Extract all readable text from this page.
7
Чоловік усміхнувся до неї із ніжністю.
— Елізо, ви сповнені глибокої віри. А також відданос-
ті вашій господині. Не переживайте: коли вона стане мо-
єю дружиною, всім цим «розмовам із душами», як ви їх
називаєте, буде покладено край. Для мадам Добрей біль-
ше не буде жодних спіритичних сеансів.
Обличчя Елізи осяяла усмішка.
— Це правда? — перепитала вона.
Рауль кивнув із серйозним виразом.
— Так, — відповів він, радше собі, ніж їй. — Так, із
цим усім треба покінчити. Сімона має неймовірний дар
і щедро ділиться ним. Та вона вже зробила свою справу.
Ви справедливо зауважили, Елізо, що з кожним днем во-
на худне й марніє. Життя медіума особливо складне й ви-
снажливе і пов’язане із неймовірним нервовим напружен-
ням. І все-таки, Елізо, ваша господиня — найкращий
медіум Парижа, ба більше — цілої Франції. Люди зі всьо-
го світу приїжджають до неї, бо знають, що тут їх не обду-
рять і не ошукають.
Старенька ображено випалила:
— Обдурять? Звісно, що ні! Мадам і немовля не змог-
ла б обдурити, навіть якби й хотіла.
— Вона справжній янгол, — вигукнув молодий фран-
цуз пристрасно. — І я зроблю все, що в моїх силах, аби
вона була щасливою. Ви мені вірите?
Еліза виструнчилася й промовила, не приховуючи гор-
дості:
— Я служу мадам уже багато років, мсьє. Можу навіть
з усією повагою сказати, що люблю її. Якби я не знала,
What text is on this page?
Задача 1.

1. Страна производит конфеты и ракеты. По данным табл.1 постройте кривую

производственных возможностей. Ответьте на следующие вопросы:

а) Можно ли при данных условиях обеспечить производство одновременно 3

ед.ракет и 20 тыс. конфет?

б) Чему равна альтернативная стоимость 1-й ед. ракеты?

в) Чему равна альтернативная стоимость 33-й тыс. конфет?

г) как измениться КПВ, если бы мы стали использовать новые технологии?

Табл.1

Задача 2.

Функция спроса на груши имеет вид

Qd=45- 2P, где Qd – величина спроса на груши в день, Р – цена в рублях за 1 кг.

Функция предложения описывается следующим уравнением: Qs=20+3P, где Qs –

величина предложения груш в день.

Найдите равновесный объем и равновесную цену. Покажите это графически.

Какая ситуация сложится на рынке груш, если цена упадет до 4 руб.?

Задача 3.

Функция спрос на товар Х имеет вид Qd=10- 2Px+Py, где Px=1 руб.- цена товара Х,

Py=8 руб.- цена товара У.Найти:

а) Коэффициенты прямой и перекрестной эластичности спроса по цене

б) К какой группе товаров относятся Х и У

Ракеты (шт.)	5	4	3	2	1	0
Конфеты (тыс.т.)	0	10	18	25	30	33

- - -

What to produce
Using the entries above, return each line that includes the word "равна".

Exercise solution
б) Чему равна альтернативная стоимость 1-й ед. ракеты?
в) Чему равна альтернативная стоимость 33-й тыс. конфет?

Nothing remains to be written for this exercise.